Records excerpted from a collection
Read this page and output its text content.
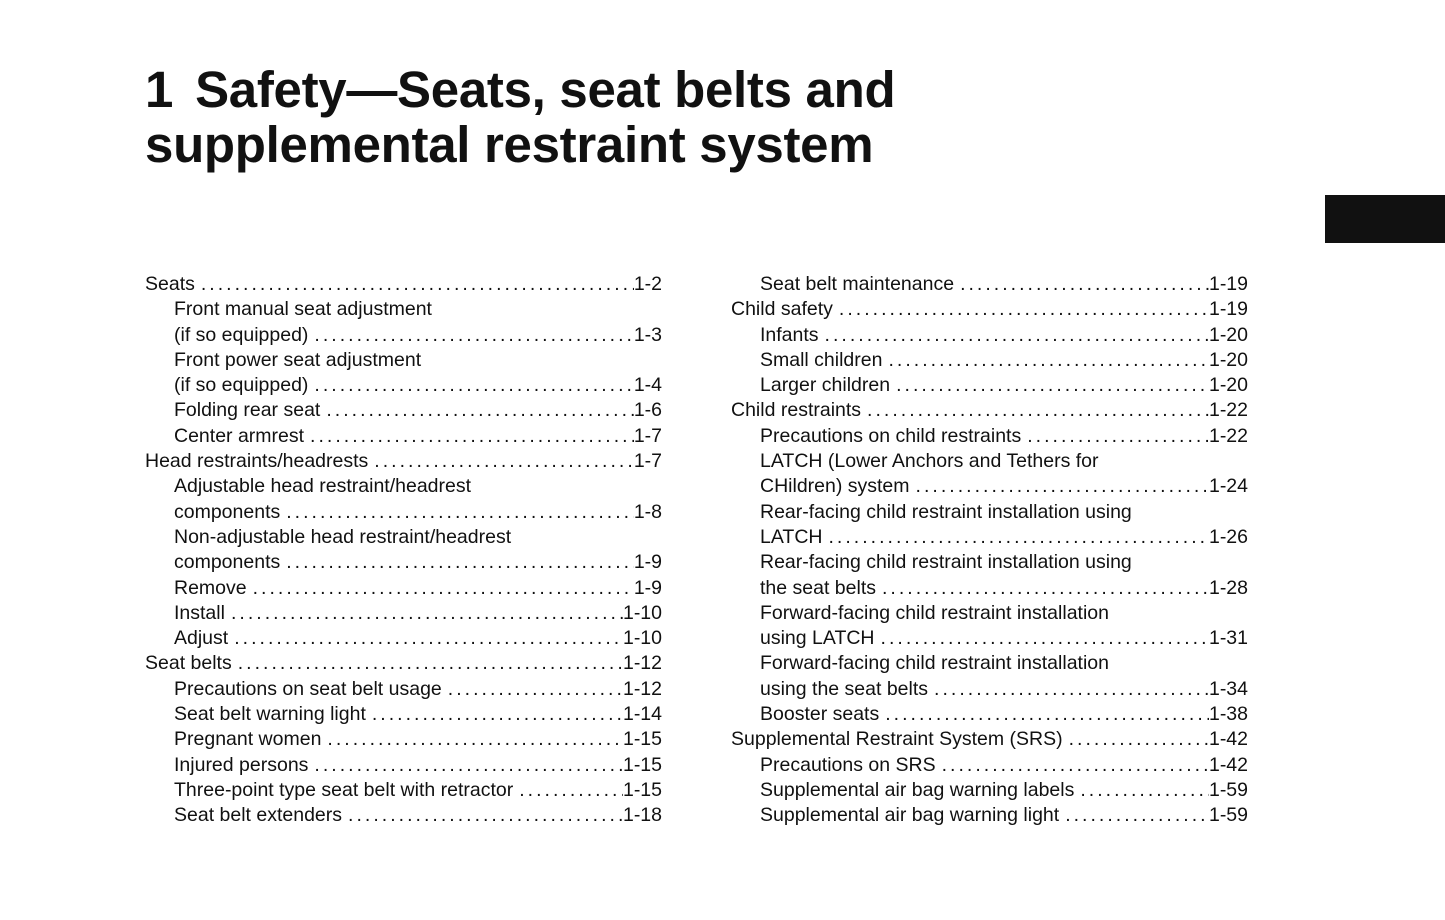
1 Safety—Seats, seat belts and
supplemental restraint system
Seats . . .	1-2
Front manual seat adjustment
(if so equipped) . . .	1-3
Front power seat adjustment
(if so equipped) . . .	1-4
Folding rear seat . . .	1-6
Center armrest . . .	1-7
Head restraints/headrests . . .	1-7
Adjustable head restraint/headrest
components . . .	1-8
Non-adjustable head restraint/headrest
components . . .	1-9
Remove . . .	1-9
Install . . .	1-10
Adjust . . .	1-10
Seat belts . . .	1-12
Precautions on seat belt usage . . .	1-12
Seat belt warning light . . .	1-14
Pregnant women . . .	1-15
Injured persons . . .	1-15
Three-point type seat belt with retractor . . .	1-15
Seat belt extenders . . .	1-18
Seat belt maintenance . . .	1-19
Child safety . . .	1-19
Infants . . .	1-20
Small children . . .	1-20
Larger children . . .	1-20
Child restraints . . .	1-22
Precautions on child restraints . . .	1-22
LATCH (Lower Anchors and Tethers for
CHildren) system . . .	1-24
Rear-facing child restraint installation using
LATCH . . .	1-26
Rear-facing child restraint installation using
the seat belts . . .	1-28
Forward-facing child restraint installation
using LATCH . . .	1-31
Forward-facing child restraint installation
using the seat belts . . .	1-34
Booster seats . . .	1-38
Supplemental Restraint System (SRS) . . .	1-42
Precautions on SRS . . .	1-42
Supplemental air bag warning labels . . .	1-59
Supplemental air bag warning light . . .	1-59
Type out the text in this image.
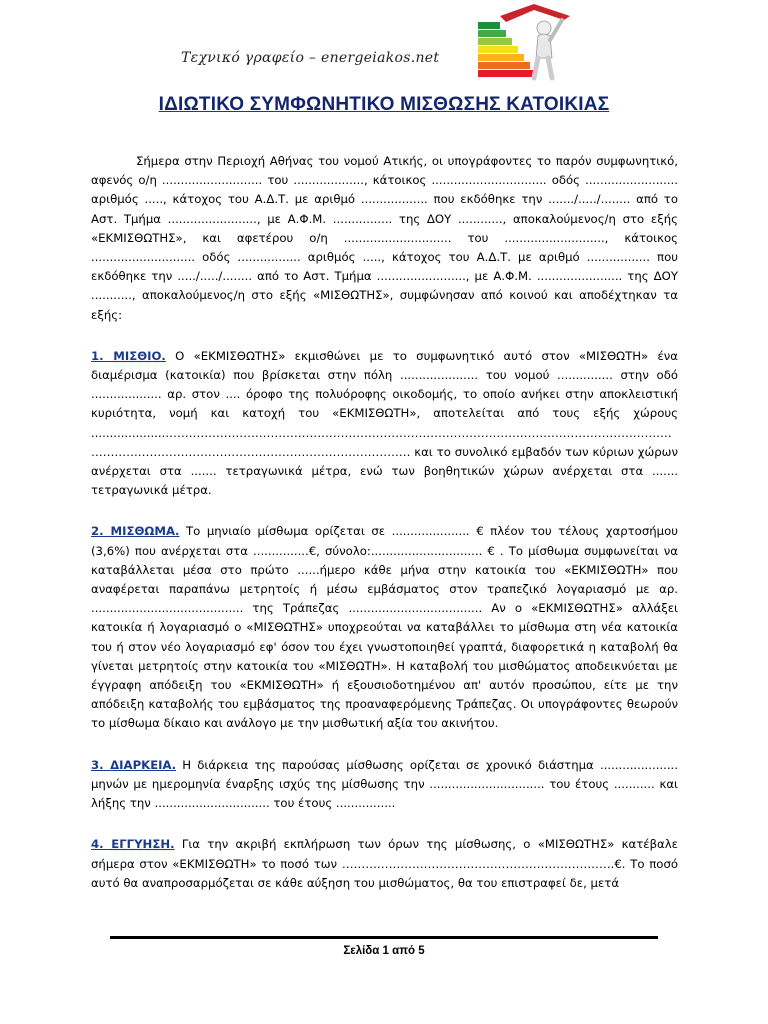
Τεχνικό γραφείο – energeiakos.net
ΙΔΙΩΤΙΚΟ ΣΥΜΦΩΝΗΤΙΚΟ ΜΙΣΘΩΣΗΣ ΚΑΤΟΙΚΙΑΣ

Σήμερα στην Περιοχή Αθήνας του νομού Ατικής, οι υπογράφοντες το παρόν συμφωνητικό, αφενός ο/η ........................... του ..................., κάτοικος ............................... οδός ......................... αριθμός ....., κάτοχος του Α.Δ.Τ. με αριθμό .................. που εκδόθηκε την ......./...../........ από το Αστ. Τμήμα ........................, με Α.Φ.Μ. ................ της ΔΟΥ ............, αποκαλούμενος/η στο εξής «ΕΚΜΙΣΘΩΤΗΣ», και αφετέρου ο/η ............................. του ..........................., κάτοικος ............................ οδός ................. αριθμός ....., κάτοχος του Α.Δ.Τ. με αριθμό ................. που εκδόθηκε την ...../...../........ από το Αστ. Τμήμα ........................, με Α.Φ.Μ. ....................... της ΔΟΥ ..........., αποκαλούμενος/η στο εξής «ΜΙΣΘΩΤΗΣ», συμφώνησαν από κοινού και αποδέχτηκαν τα εξής:

1. ΜΙΣΘΙΟ. Ο «ΕΚΜΙΣΘΩΤΗΣ» εκμισθώνει με το συμφωνητικό αυτό στον «ΜΙΣΘΩΤΗ» ένα διαμέρισμα (κατοικία) που βρίσκεται στην πόλη ..................... του νομού ............... στην οδό ................... αρ. στον .... όροφο της πολυόροφης οικοδομής, το οποίο ανήκει στην αποκλειστική κυριότητα, νομή και κατοχή του «ΕΚΜΙΣΘΩΤΗ», αποτελείται από τους εξής χώρους ....................…………………………………………………………………………………………………………………. ………………………………………………………………………. και το συνολικό εμβαδόν των κύριων χώρων ανέρχεται στα ....... τετραγωνικά μέτρα, ενώ των βοηθητικών χώρων ανέρχεται στα ....... τετραγωνικά μέτρα.

2. ΜΙΣΘΩΜΑ. Το μηνιαίο μίσθωμα ορίζεται σε ..................... € πλέον του τέλους χαρτοσήμου (3,6%) που ανέρχεται στα ...............€, σύνολο:.............................. € . Το μίσθωμα συμφωνείται να καταβάλλεται μέσα στο πρώτο ......ήμερο κάθε μήνα στην κατοικία του «ΕΚΜΙΣΘΩΤΗ» που αναφέρεται παραπάνω μετρητοίς ή μέσω εμβάσματος στον τραπεζικό λογαριασμό με αρ. ......................................... της Τράπεζας .................................... Αν ο «ΕΚΜΙΣΘΩΤΗΣ» αλλάξει κατοικία ή λογαριασμό ο «ΜΙΣΘΩΤΗΣ» υποχρεούται να καταβάλλει το μίσθωμα στη νέα κατοικία του ή στον νέο λογαριασμό εφ' όσον του έχει γνωστοποιηθεί γραπτά, διαφορετικά η καταβολή θα γίνεται μετρητοίς στην κατοικία του «ΜΙΣΘΩΤΗ». Η καταβολή του μισθώματος αποδεικνύεται με έγγραφη απόδειξη του «ΕΚΜΙΣΘΩΤΗ» ή εξουσιοδοτημένου απ' αυτόν προσώπου, είτε με την απόδειξη καταβολής του εμβάσματος της προαναφερόμενης Τράπεζας. Οι υπογράφοντες θεωρούν το μίσθωμα δίκαιο και ανάλογο με την μισθωτική αξία του ακινήτου.

3. ΔΙΑΡΚΕΙΑ. Η διάρκεια της παρούσας μίσθωσης ορίζεται σε χρονικό διάστημα ..................... μηνών με ημερομηνία έναρξης ισχύς της μίσθωσης την ............................... του έτους ........... και λήξης την ............................... του έτους ................

4. ΕΓΓΥΗΣΗ. Για την ακριβή εκπλήρωση των όρων της μίσθωσης, ο «ΜΙΣΘΩΤΗΣ» κατέβαλε σήμερα στον «ΕΚΜΙΣΘΩΤΗ» το ποσό των …………………………………………………………….€. Το ποσό αυτό θα αναπροσαρμόζεται σε κάθε αύξηση του μισθώματος, θα του επιστραφεί δε, μετά

Σελίδα 1 από 5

[WHAT THE TASK REQUIRES]:
Scan the listing above. Collect all lines with the word "LATCH".

[OUTPUT OF THE TASK]:
LATCH (Lower Anchors and Tethers for
LATCH . . .	1-26
using LATCH . . .	1-31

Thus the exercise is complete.